* begin *

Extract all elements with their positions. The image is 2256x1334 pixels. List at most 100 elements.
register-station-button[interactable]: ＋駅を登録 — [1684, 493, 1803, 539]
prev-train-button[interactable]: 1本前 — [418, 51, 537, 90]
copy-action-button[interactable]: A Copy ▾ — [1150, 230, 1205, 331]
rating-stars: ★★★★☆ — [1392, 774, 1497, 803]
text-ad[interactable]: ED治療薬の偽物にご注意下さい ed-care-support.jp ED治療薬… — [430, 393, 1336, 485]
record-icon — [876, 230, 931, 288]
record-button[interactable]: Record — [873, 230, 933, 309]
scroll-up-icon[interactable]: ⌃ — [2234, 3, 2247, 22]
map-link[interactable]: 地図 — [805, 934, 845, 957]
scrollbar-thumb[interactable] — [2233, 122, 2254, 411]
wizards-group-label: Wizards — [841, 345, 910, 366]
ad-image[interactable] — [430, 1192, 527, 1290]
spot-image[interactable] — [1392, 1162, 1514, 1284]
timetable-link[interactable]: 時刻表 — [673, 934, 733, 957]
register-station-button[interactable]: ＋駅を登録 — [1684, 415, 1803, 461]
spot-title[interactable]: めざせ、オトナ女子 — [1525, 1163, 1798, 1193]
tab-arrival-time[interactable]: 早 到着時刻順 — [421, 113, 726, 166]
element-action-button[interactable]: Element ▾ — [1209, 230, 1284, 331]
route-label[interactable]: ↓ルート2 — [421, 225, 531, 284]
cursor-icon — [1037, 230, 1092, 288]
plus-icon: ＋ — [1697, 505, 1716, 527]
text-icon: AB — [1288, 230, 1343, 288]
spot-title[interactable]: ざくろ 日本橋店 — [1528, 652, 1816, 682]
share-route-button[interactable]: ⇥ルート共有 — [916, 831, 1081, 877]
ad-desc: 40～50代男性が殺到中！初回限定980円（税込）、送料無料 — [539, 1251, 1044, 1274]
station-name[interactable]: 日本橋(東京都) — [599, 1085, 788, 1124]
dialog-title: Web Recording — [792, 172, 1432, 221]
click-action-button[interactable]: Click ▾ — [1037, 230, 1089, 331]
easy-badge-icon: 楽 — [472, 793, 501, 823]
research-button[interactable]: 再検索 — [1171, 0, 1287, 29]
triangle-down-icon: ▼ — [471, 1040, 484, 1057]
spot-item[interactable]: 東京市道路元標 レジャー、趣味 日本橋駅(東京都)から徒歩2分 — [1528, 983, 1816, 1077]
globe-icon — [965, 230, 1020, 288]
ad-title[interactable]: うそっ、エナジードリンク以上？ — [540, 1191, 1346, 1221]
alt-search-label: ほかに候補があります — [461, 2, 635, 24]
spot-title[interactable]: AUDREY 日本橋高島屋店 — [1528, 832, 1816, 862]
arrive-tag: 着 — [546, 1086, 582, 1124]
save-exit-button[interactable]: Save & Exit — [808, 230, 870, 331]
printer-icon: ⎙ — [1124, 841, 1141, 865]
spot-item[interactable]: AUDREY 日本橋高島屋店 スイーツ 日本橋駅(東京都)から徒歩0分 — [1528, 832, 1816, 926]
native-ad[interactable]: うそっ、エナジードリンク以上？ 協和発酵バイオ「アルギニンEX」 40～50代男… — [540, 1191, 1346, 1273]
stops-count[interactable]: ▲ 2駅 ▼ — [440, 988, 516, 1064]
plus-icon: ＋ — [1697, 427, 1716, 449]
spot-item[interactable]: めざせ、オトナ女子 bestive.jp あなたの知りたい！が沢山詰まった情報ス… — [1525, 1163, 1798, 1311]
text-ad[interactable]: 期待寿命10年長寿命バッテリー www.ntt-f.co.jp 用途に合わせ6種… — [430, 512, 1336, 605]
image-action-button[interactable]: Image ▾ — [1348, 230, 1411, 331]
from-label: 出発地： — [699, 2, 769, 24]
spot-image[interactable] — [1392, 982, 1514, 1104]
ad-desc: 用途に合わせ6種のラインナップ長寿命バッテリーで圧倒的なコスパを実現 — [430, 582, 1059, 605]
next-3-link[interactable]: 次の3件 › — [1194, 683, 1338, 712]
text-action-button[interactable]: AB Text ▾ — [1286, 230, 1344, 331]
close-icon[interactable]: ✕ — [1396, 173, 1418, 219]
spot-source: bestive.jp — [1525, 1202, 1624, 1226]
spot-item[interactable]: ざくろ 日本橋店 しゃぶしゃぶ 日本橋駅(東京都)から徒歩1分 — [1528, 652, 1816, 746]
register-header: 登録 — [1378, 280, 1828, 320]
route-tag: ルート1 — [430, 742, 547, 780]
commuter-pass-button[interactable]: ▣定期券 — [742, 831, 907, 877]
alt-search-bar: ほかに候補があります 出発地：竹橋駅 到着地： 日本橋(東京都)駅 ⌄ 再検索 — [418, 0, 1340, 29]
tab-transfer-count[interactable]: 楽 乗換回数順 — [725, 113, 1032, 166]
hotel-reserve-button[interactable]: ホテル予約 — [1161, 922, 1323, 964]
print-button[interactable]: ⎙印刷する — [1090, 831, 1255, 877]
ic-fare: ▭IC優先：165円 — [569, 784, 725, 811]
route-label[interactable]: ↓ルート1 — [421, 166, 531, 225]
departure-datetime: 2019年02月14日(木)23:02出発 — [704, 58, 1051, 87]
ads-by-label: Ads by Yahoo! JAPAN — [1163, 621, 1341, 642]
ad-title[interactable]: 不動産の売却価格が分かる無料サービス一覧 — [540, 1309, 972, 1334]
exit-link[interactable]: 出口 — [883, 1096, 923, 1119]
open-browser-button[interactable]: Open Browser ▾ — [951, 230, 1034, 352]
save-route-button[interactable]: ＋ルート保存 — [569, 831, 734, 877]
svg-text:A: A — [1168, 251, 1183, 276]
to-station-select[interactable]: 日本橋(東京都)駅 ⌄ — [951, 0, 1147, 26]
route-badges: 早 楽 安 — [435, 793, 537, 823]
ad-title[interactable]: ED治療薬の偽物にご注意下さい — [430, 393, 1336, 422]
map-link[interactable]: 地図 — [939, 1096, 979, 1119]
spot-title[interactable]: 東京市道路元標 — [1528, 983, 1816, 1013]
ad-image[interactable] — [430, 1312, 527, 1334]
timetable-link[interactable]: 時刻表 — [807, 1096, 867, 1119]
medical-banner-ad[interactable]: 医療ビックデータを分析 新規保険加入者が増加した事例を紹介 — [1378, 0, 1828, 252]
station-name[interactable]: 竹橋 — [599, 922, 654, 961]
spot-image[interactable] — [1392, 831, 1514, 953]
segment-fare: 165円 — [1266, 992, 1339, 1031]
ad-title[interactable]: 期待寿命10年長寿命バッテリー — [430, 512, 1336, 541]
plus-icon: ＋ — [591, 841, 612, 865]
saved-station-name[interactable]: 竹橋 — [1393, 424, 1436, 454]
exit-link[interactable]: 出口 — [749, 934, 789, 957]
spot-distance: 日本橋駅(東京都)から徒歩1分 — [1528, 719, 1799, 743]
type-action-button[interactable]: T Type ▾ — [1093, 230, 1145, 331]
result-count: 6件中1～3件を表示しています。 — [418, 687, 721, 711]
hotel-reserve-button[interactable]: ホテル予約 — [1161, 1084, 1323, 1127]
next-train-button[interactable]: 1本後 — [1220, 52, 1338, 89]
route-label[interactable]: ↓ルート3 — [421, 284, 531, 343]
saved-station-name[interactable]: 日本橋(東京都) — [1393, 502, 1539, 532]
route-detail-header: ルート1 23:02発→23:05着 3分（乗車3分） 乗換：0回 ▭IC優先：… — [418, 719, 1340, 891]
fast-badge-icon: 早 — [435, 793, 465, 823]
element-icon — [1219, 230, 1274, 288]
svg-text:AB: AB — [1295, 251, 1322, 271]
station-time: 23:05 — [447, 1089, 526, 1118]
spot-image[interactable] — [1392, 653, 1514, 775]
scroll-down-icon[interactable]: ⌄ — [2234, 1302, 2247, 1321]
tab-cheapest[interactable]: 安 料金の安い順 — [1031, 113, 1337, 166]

* end *

WHAT IS NEEDED => Select and copy every line of the items above that contains the string "東京市道路元標". Case counts.

SOLUTION =>
spot-item[interactable]: 東京市道路元標 レジャー、趣味 日本橋駅(東京都)から徒歩2分 — [1528, 983, 1816, 1077]
spot-title[interactable]: 東京市道路元標 — [1528, 983, 1816, 1013]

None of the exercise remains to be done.